[Start Supplied material]

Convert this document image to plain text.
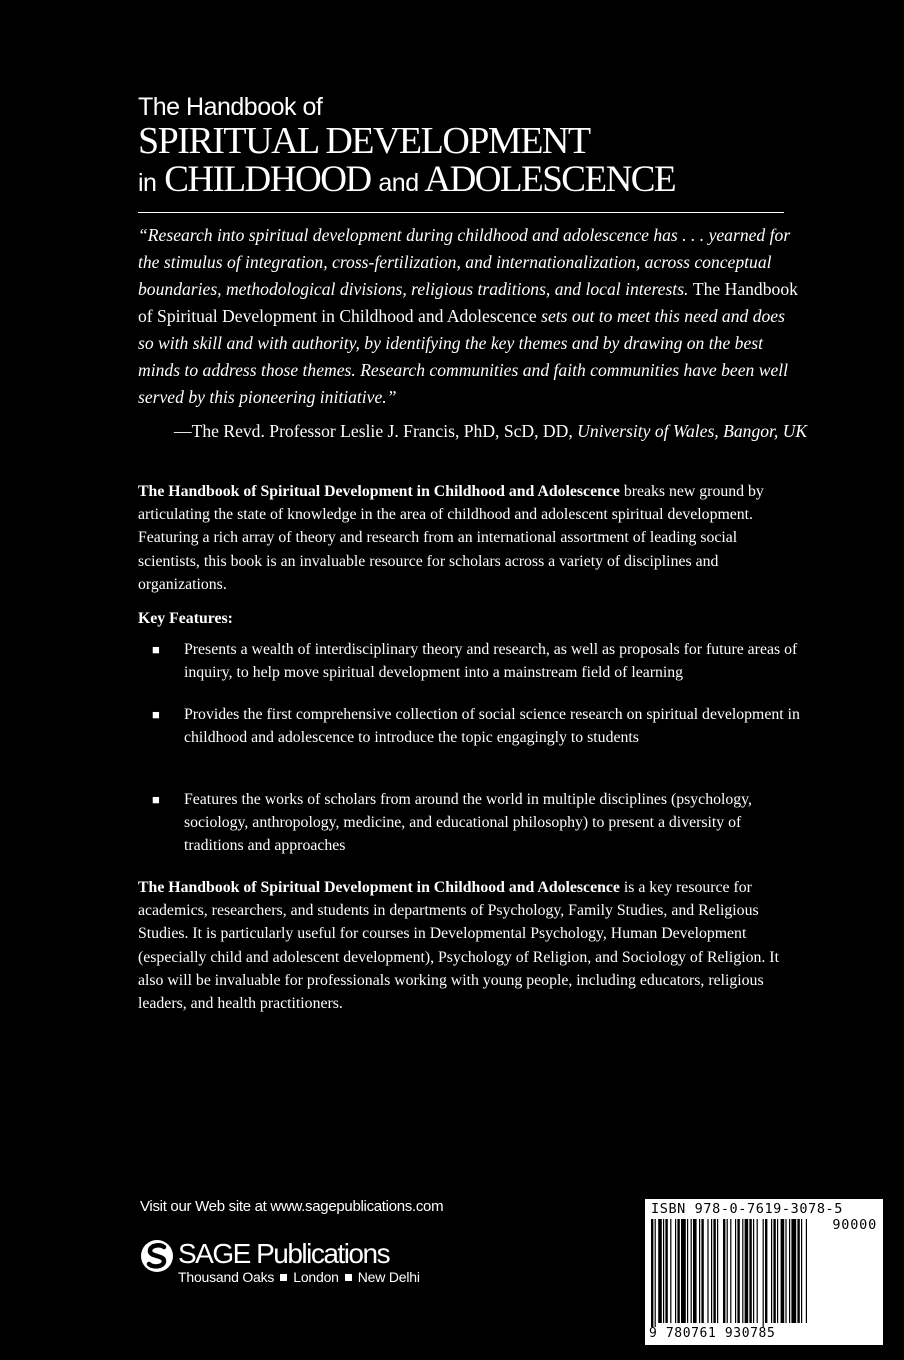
The Handbook of
SPIRITUAL DEVELOPMENT
in CHILDHOOD and ADOLESCENCE
“Research into spiritual development during childhood and adolescence has . . . yearned for the stimulus of integration, cross-fertilization, and internationalization, across conceptual boundaries, methodological divisions, religious traditions, and local interests. The Handbook of Spiritual Development in Childhood and Adolescence sets out to meet this need and does so with skill and with authority, by identifying the key themes and by drawing on the best minds to address those themes. Research communities and faith communities have been well served by this pioneering initiative.”
—The Revd. Professor Leslie J. Francis, PhD, ScD, DD, University of Wales, Bangor, UK
The Handbook of Spiritual Development in Childhood and Adolescence breaks new ground by articulating the state of knowledge in the area of childhood and adolescent spiritual development. Featuring a rich array of theory and research from an international assortment of leading social scientists, this book is an invaluable resource for scholars across a variety of disciplines and organizations.
Key Features:
■ Presents a wealth of interdisciplinary theory and research, as well as proposals for future areas of inquiry, to help move spiritual development into a mainstream field of learning
■ Provides the first comprehensive collection of social science research on spiritual development in childhood and adolescence to introduce the topic engagingly to students
■ Features the works of scholars from around the world in multiple disciplines (psychology, sociology, anthropology, medicine, and educational philosophy) to present a diversity of traditions and approaches
The Handbook of Spiritual Development in Childhood and Adolescence is a key resource for academics, researchers, and students in departments of Psychology, Family Studies, and Religious Studies. It is particularly useful for courses in Developmental Psychology, Human Development (especially child and adolescent development), Psychology of Religion, and Sociology of Religion. It also will be invaluable for professionals working with young people, including educators, religious leaders, and health practitioners.
Visit our Web site at www.sagepublications.com
SAGE Publications
Thousand Oaks London New Delhi
ISBN 978-0-7619-3078-5
90000
9 780761 930785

[End Supplied material]

• Task statement
Reply with one number only: how many lines of the listing hold "across"?

• Worked answer
2